ARBEITSAUFTRAG: Kannst du den Text zum ungarischen Mediengesetz vollständig und unverändert abschreiben?

───── TEXT

Erhard Busek, der frühere österreichischer Vizekanzler, nennt es ein nationales Recht in Europa, eigene Mediengesetzte zu erlassen. Denn es gebe keine einheitlichen EU-Vorgaben. Ob die Medienqualität allerdings staatlich verordnet werden könne, sei "mehr als problematisch".

Erhard Busek im Gespräch mit Dirk Müller | 23.12.2010
    Dirk Müller: Ungarn und das Mediengesetz, darüber wollen wir nun reden mit dem österreichischen ÖVP-Politiker und Ex-Vizekanzler Erhard Busek, viele Jahre engagiert für die Osterweiterung der Europäischen Union. Guten Tag!

    Erhard Busek: Guten Tag.

    Müller: Herr Busek, alle regen sich mächtig auf. Sie auch?

──────────
───── BEREITGESTELLTE DATEN

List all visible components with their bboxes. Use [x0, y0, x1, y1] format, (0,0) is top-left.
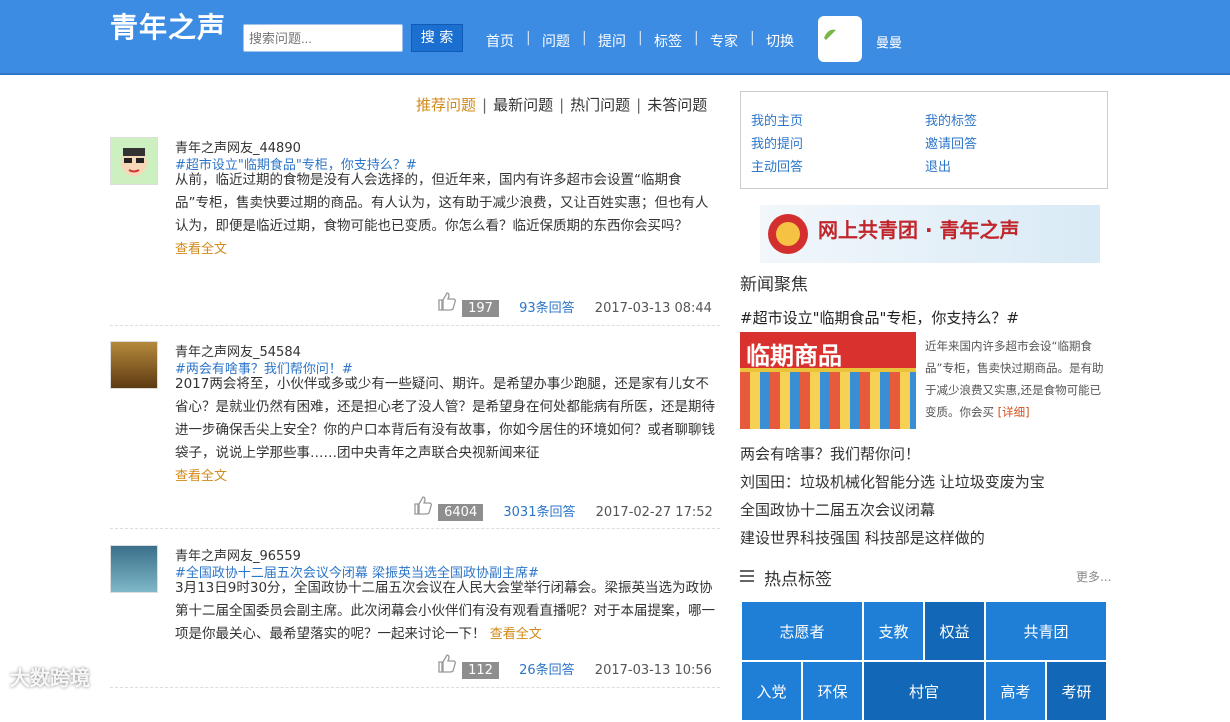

──────────
───── BEREITGESTELLTE DATEN

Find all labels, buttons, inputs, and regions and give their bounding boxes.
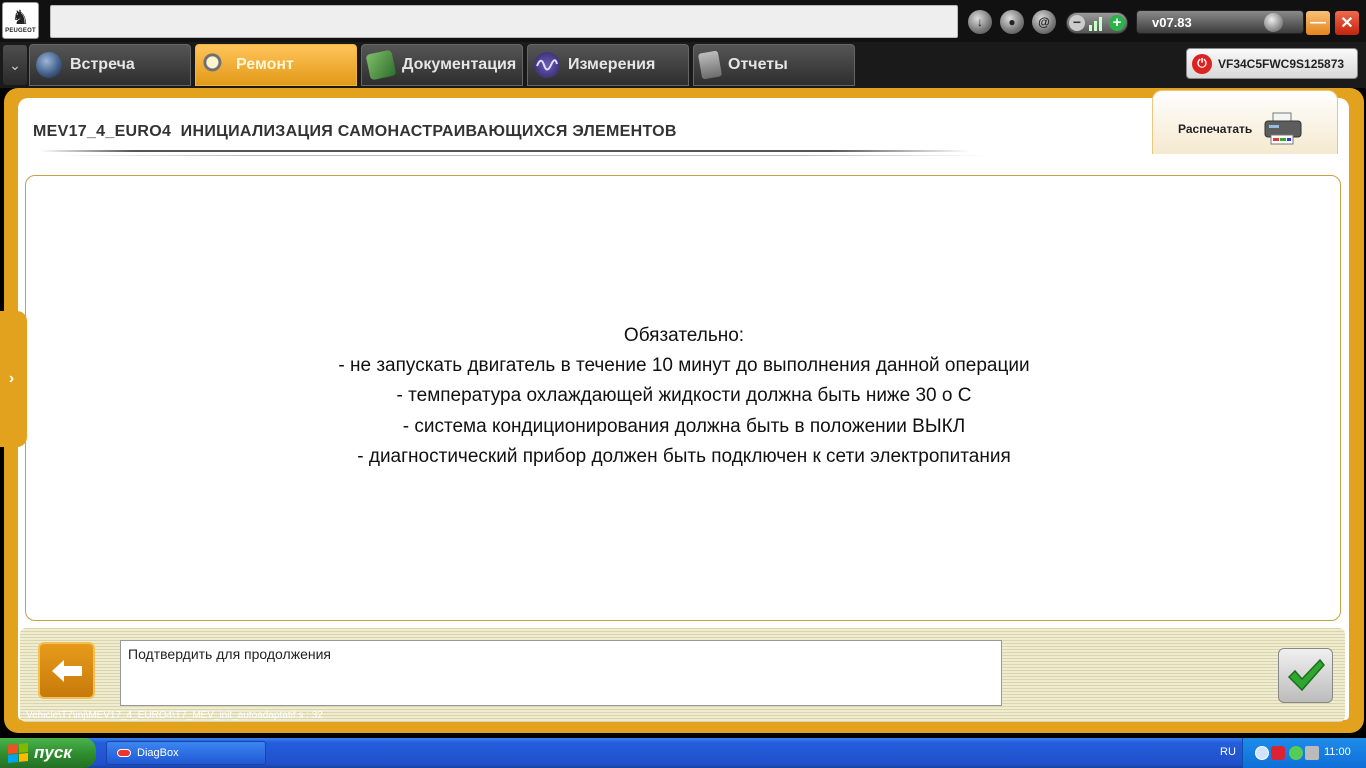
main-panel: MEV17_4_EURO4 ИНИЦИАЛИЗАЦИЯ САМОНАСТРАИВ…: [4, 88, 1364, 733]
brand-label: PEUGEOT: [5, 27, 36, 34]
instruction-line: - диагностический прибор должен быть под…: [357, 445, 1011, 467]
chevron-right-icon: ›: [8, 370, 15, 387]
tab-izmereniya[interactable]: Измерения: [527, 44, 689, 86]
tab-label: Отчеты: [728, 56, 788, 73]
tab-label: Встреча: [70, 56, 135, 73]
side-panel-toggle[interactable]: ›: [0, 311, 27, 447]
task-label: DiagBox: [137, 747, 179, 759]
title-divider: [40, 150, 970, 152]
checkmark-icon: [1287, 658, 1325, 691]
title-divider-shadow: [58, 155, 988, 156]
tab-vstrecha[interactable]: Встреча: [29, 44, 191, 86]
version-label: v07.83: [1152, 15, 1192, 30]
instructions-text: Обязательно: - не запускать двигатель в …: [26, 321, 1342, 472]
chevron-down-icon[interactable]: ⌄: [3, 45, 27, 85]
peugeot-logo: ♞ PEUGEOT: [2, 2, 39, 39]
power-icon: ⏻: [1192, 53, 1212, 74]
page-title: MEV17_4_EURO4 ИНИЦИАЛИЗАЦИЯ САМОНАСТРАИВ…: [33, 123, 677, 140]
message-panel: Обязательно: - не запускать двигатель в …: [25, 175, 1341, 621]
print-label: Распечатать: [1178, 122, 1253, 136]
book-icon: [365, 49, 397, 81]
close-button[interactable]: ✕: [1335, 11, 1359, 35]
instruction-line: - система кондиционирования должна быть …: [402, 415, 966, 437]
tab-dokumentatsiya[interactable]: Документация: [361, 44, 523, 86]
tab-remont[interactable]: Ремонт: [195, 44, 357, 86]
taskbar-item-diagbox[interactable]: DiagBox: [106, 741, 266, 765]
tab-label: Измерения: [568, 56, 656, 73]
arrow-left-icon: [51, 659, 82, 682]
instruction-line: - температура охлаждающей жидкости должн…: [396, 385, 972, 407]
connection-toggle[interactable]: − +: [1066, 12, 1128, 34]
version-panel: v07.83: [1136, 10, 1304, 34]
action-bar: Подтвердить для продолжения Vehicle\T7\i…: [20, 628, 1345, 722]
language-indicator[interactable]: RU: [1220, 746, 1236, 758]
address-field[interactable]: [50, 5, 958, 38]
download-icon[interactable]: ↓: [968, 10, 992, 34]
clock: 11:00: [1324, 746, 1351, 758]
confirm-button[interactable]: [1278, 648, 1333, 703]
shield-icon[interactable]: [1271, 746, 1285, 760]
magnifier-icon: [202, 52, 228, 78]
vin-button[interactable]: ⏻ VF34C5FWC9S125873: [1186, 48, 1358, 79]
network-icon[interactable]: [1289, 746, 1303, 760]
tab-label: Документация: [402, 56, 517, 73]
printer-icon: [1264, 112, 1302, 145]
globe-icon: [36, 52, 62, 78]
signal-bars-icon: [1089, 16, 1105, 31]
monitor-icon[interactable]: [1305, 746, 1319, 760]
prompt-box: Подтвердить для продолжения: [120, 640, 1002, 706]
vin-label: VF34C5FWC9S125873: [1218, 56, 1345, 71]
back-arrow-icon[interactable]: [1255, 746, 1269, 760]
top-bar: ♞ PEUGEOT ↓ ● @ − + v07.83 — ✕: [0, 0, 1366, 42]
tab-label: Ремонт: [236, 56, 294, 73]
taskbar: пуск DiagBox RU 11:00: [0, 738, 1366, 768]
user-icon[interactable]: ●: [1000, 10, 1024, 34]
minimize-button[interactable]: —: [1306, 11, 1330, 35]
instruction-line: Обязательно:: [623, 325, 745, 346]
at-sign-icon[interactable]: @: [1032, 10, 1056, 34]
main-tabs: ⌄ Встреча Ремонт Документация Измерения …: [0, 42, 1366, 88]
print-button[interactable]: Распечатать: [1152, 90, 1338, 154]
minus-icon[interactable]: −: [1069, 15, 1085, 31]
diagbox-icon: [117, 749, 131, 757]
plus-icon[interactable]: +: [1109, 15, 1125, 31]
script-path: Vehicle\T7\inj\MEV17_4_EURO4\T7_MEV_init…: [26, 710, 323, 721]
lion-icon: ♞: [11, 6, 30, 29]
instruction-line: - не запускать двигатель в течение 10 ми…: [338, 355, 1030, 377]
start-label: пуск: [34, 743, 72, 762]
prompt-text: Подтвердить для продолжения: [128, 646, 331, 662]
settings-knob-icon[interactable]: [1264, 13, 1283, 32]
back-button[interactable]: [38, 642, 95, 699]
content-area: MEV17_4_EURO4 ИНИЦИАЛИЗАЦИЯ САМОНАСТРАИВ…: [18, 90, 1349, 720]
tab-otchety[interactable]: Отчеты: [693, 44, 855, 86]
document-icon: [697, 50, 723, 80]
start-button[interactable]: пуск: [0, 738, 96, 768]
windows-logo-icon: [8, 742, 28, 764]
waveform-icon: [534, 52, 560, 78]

──────────
───── BEREITGESTELLTE DATEN

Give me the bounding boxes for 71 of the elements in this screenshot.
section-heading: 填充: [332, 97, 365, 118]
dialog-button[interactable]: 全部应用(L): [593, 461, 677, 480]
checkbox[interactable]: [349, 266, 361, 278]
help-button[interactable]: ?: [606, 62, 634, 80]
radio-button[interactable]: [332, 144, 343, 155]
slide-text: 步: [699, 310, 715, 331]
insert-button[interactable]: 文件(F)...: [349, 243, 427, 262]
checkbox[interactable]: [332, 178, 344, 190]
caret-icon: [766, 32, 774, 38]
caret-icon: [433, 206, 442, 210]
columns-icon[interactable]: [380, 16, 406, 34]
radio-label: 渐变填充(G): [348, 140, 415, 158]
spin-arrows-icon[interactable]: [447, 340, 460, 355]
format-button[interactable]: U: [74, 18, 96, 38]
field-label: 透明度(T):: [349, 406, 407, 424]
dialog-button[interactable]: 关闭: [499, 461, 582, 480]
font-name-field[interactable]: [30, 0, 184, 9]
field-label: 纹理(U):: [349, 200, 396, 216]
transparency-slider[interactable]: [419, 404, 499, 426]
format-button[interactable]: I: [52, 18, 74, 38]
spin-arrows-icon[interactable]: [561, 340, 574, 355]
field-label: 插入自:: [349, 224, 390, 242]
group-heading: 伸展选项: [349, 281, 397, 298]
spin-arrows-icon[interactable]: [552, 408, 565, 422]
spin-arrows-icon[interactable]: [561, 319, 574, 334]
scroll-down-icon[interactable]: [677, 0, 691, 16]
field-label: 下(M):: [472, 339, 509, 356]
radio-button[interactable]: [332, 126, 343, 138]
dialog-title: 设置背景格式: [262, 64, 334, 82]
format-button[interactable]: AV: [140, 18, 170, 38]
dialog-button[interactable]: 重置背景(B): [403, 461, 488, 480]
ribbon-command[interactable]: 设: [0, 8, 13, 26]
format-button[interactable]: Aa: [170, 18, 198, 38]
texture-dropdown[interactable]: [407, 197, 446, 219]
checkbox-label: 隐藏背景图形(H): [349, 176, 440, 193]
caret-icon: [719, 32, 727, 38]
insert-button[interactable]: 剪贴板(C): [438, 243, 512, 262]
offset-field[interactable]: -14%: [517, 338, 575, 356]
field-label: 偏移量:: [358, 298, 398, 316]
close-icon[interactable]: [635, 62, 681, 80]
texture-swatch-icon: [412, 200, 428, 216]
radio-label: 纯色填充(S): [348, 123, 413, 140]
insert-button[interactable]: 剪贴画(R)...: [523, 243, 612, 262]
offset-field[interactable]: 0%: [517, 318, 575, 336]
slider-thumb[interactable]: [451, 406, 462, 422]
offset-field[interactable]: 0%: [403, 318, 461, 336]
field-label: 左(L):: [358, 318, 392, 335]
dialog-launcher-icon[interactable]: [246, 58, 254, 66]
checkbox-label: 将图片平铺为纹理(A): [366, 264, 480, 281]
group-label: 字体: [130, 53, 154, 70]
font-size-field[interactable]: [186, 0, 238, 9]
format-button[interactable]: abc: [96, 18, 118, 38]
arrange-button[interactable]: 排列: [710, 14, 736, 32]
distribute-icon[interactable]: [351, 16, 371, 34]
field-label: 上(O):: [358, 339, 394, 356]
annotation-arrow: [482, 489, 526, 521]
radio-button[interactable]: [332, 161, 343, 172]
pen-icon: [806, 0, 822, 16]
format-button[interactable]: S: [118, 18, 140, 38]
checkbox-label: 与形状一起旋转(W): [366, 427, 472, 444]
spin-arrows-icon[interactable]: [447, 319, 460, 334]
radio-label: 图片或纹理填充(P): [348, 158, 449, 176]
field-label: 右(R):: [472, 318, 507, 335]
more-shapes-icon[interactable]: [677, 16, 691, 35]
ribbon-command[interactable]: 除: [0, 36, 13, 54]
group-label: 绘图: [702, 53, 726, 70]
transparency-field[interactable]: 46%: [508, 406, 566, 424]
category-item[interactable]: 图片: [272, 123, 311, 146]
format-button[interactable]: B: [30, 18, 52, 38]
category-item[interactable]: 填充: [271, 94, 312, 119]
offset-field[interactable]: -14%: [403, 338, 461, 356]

──────────

LÖSUNG:
Erhard Busek, der frühere österreichischer Vizekanzler, nennt es ein nationales Recht in Europa, eigene Mediengesetzte zu erlassen. Denn es gebe keine einheitlichen EU-Vorgaben. Ob die Medienqualität allerdings staatlich verordnet werden könne, sei "mehr als problematisch".

Erhard Busek im Gespräch mit Dirk Müller | 23.12.2010
    Dirk Müller: Ungarn und das Mediengesetz, darüber wollen wir nun reden mit dem österreichischen ÖVP-Politiker und Ex-Vizekanzler Erhard Busek, viele Jahre engagiert für die Osterweiterung der Europäischen Union. Guten Tag!

    Erhard Busek: Guten Tag.

    Müller: Herr Busek, alle regen sich mächtig auf. Sie auch?